(Data entries)
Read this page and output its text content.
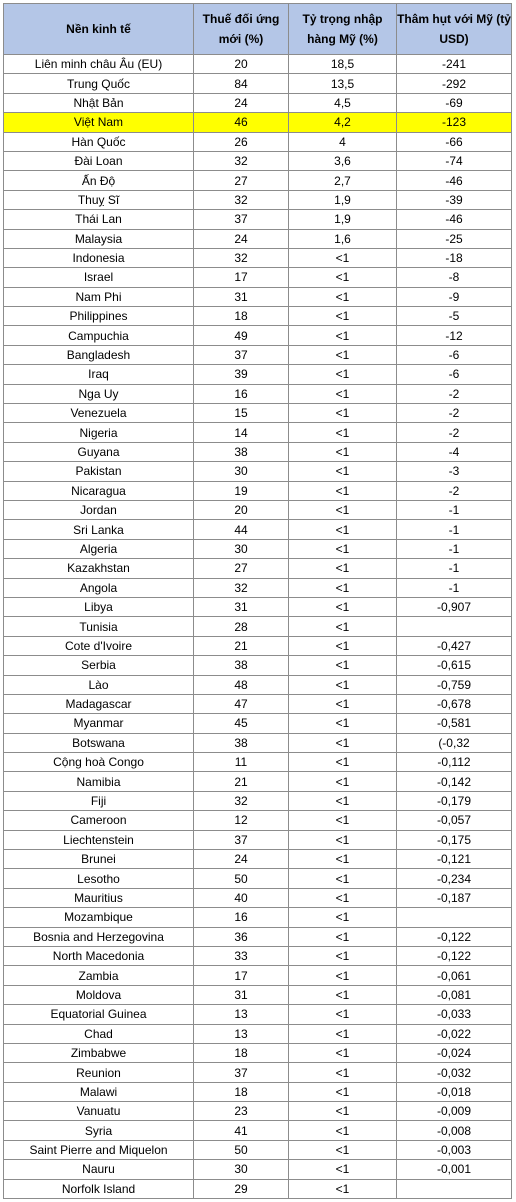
Nền kinh tế	Thuế đối ứng mới (%)	Tỷ trọng nhập hàng Mỹ (%)	Thâm hụt với Mỹ (tỷ USD)
Liên minh châu Âu (EU)	20	18,5	-241
Trung Quốc	84	13,5	-292
Nhật Bản	24	4,5	-69
Việt Nam	46	4,2	-123
Hàn Quốc	26	4	-66
Đài Loan	32	3,6	-74
Ấn Độ	27	2,7	-46
Thuỵ Sĩ	32	1,9	-39
Thái Lan	37	1,9	-46
Malaysia	24	1,6	-25
Indonesia	32	<1	-18
Israel	17	<1	-8
Nam Phi	31	<1	-9
Philippines	18	<1	-5
Campuchia	49	<1	-12
Bangladesh	37	<1	-6
Iraq	39	<1	-6
Nga Uy	16	<1	-2
Venezuela	15	<1	-2
Nigeria	14	<1	-2
Guyana	38	<1	-4
Pakistan	30	<1	-3
Nicaragua	19	<1	-2
Jordan	20	<1	-1
Sri Lanka	44	<1	-1
Algeria	30	<1	-1
Kazakhstan	27	<1	-1
Angola	32	<1	-1
Libya	31	<1	-0,907
Tunisia	28	<1	
Cote d'Ivoire	21	<1	-0,427
Serbia	38	<1	-0,615
Lào	48	<1	-0,759
Madagascar	47	<1	-0,678
Myanmar	45	<1	-0,581
Botswana	38	<1	(-0,32
Cộng hoà Congo	11	<1	-0,112
Namibia	21	<1	-0,142
Fiji	32	<1	-0,179
Cameroon	12	<1	-0,057
Liechtenstein	37	<1	-0,175
Brunei	24	<1	-0,121
Lesotho	50	<1	-0,234
Mauritius	40	<1	-0,187
Mozambique	16	<1	
Bosnia and Herzegovina	36	<1	-0,122
North Macedonia	33	<1	-0,122
Zambia	17	<1	-0,061
Moldova	31	<1	-0,081
Equatorial Guinea	13	<1	-0,033
Chad	13	<1	-0,022
Zimbabwe	18	<1	-0,024
Reunion	37	<1	-0,032
Malawi	18	<1	-0,018
Vanuatu	23	<1	-0,009
Syria	41	<1	-0,008
Saint Pierre and Miquelon	50	<1	-0,003
Nauru	30	<1	-0,001
Norfolk Island	29	<1	
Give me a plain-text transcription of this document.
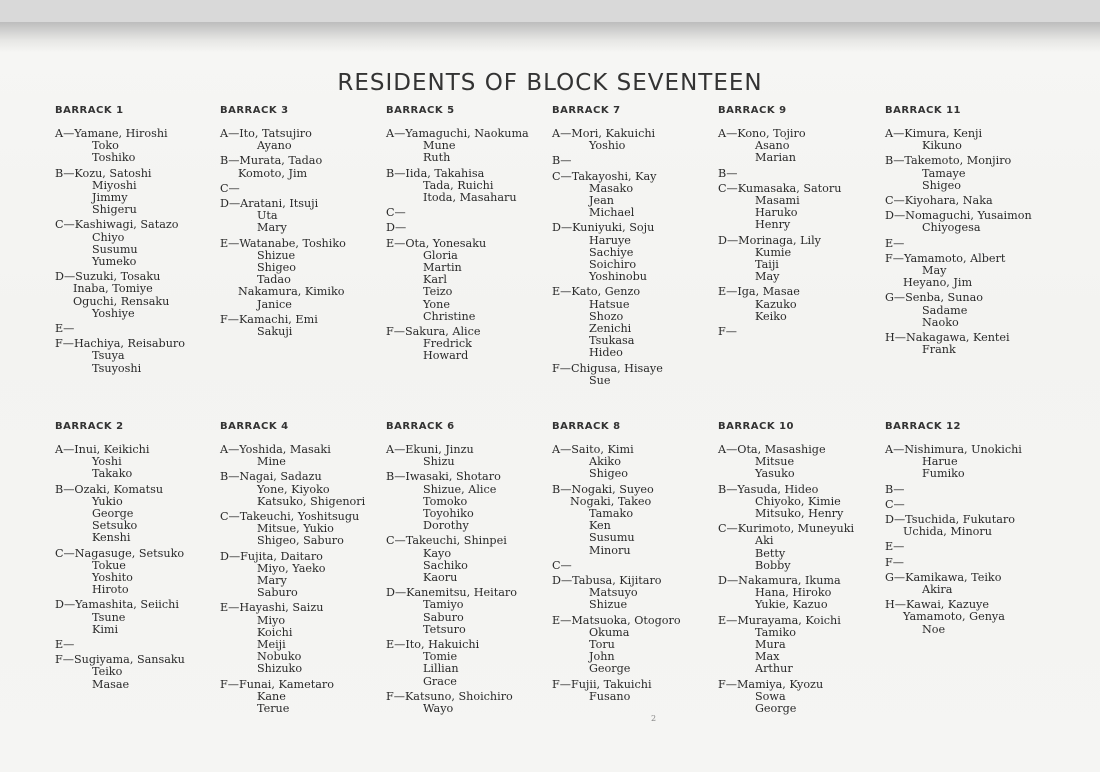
RESIDENTS OF BLOCK SEVENTEEN
BARRACK 1
A—Yamane, Hiroshi
Toko
Toshiko
B—Kozu, Satoshi
Miyoshi
Jimmy
Shigeru
C—Kashiwagi, Satazo
Chiyo
Susumu
Yumeko
D—Suzuki, Tosaku
Inaba, Tomiye
Oguchi, Rensaku
Yoshiye
E—
F—Hachiya, Reisaburo
Tsuya
Tsuyoshi
BARRACK 3
A—Ito, Tatsujiro
Ayano
B—Murata, Tadao
Komoto, Jim
C—
D—Aratani, Itsuji
Uta
Mary
E—Watanabe, Toshiko
Shizue
Shigeo
Tadao
Nakamura, Kimiko
Janice
F—Kamachi, Emi
Sakuji
BARRACK 5
A—Yamaguchi, Naokuma
Mune
Ruth
B—Iida, Takahisa
Tada, Ruichi
Itoda, Masaharu
C—
D—
E—Ota, Yonesaku
Gloria
Martin
Karl
Teizo
Yone
Christine
F—Sakura, Alice
Fredrick
Howard
BARRACK 7
A—Mori, Kakuichi
Yoshio
B—
C—Takayoshi, Kay
Masako
Jean
Michael
D—Kuniyuki, Soju
Haruye
Sachiye
Soichiro
Yoshinobu
E—Kato, Genzo
Hatsue
Shozo
Zenichi
Tsukasa
Hideo
F—Chigusa, Hisaye
Sue
BARRACK 9
A—Kono, Tojiro
Asano
Marian
B—
C—Kumasaka, Satoru
Masami
Haruko
Henry
D—Morinaga, Lily
Kumie
Taiji
May
E—Iga, Masae
Kazuko
Keiko
F—
BARRACK 11
A—Kimura, Kenji
Kikuno
B—Takemoto, Monjiro
Tamaye
Shigeo
C—Kiyohara, Naka
D—Nomaguchi, Yusaimon
Chiyogesa
E—
F—Yamamoto, Albert
May
Heyano, Jim
G—Senba, Sunao
Sadame
Naoko
H—Nakagawa, Kentei
Frank
BARRACK 2
A—Inui, Keikichi
Yoshi
Takako
B—Ozaki, Komatsu
Yukio
George
Setsuko
Kenshi
C—Nagasuge, Setsuko
Tokue
Yoshito
Hiroto
D—Yamashita, Seiichi
Tsune
Kimi
E—
F—Sugiyama, Sansaku
Teiko
Masae
BARRACK 4
A—Yoshida, Masaki
Mine
B—Nagai, Sadazu
Yone, Kiyoko
Katsuko, Shigenori
C—Takeuchi, Yoshitsugu
Mitsue, Yukio
Shigeo, Saburo
D—Fujita, Daitaro
Miyo, Yaeko
Mary
Saburo
E—Hayashi, Saizu
Miyo
Koichi
Meiji
Nobuko
Shizuko
F—Funai, Kametaro
Kane
Terue
BARRACK 6
A—Ekuni, Jinzu
Shizu
B—Iwasaki, Shotaro
Shizue, Alice
Tomoko
Toyohiko
Dorothy
C—Takeuchi, Shinpei
Kayo
Sachiko
Kaoru
D—Kanemitsu, Heitaro
Tamiyo
Saburo
Tetsuro
E—Ito, Hakuichi
Tomie
Lillian
Grace
F—Katsuno, Shoichiro
Wayo
BARRACK 8
A—Saito, Kimi
Akiko
Shigeo
B—Nogaki, Suyeo
Nogaki, Takeo
Tamako
Ken
Susumu
Minoru
C—
D—Tabusa, Kijitaro
Matsuyo
Shizue
E—Matsuoka, Otogoro
Okuma
Toru
John
George
F—Fujii, Takuichi
Fusano
BARRACK 10
A—Ota, Masashige
Mitsue
Yasuko
B—Yasuda, Hideo
Chiyoko, Kimie
Mitsuko, Henry
C—Kurimoto, Muneyuki
Aki
Betty
Bobby
D—Nakamura, Ikuma
Hana, Hiroko
Yukie, Kazuo
E—Murayama, Koichi
Tamiko
Mura
Max
Arthur
F—Mamiya, Kyozu
Sowa
George
BARRACK 12
A—Nishimura, Unokichi
Harue
Fumiko
B—
C—
D—Tsuchida, Fukutaro
Uchida, Minoru
E—
F—
G—Kamikawa, Teiko
Akira
H—Kawai, Kazuye
Yamamoto, Genya
Noe
2
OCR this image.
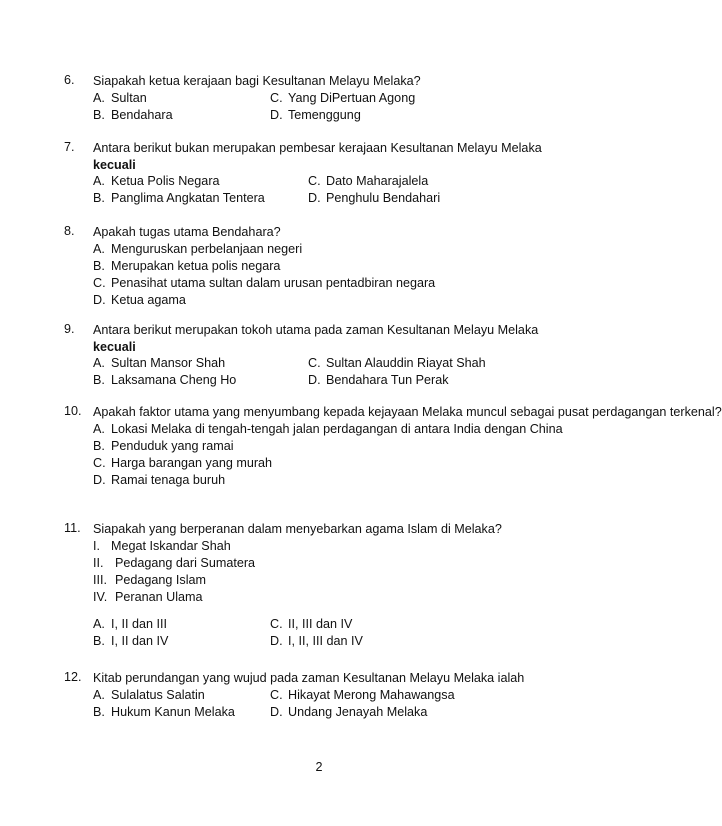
6. Siapakah ketua kerajaan bagi Kesultanan Melayu Melaka?
A. Sultan	C. Yang DiPertuan Agong
B. Bendahara	D. Temenggung
7. Antara berikut bukan merupakan pembesar kerajaan Kesultanan Melayu Melaka
kecuali
A. Ketua Polis Negara	C. Dato Maharajalela
B. Panglima Angkatan Tentera	D. Penghulu Bendahari
8. Apakah tugas utama Bendahara?
A. Menguruskan perbelanjaan negeri
B. Merupakan ketua polis negara
C. Penasihat utama sultan dalam urusan pentadbiran negara
D. Ketua agama
9. Antara berikut merupakan tokoh utama pada zaman Kesultanan Melayu Melaka
kecuali
A. Sultan Mansor Shah	C. Sultan Alauddin Riayat Shah
B. Laksamana Cheng Ho	D. Bendahara Tun Perak
10. Apakah faktor utama yang menyumbang kepada kejayaan Melaka muncul sebagai pusat perdagangan terkenal?
A. Lokasi Melaka di tengah-tengah jalan perdagangan di antara India dengan China
B. Penduduk yang ramai
C. Harga barangan yang murah
D. Ramai tenaga buruh
11. Siapakah yang berperanan dalam menyebarkan agama Islam di Melaka?
I. Megat Iskandar Shah
II. Pedagang dari Sumatera
III. Pedagang Islam
IV. Peranan Ulama
A. I, II dan III	C. II, III dan IV
B. I, II dan IV	D. I, II, III dan IV
12. Kitab perundangan yang wujud pada zaman Kesultanan Melayu Melaka ialah
A. Sulalatus Salatin	C. Hikayat Merong Mahawangsa
B. Hukum Kanun Melaka	D. Undang Jenayah Melaka
2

## WHAT NEEDS TO BE DONE
Return nothing except the number of lines that include the string "BARRACK".

## CORRECT RESULT
12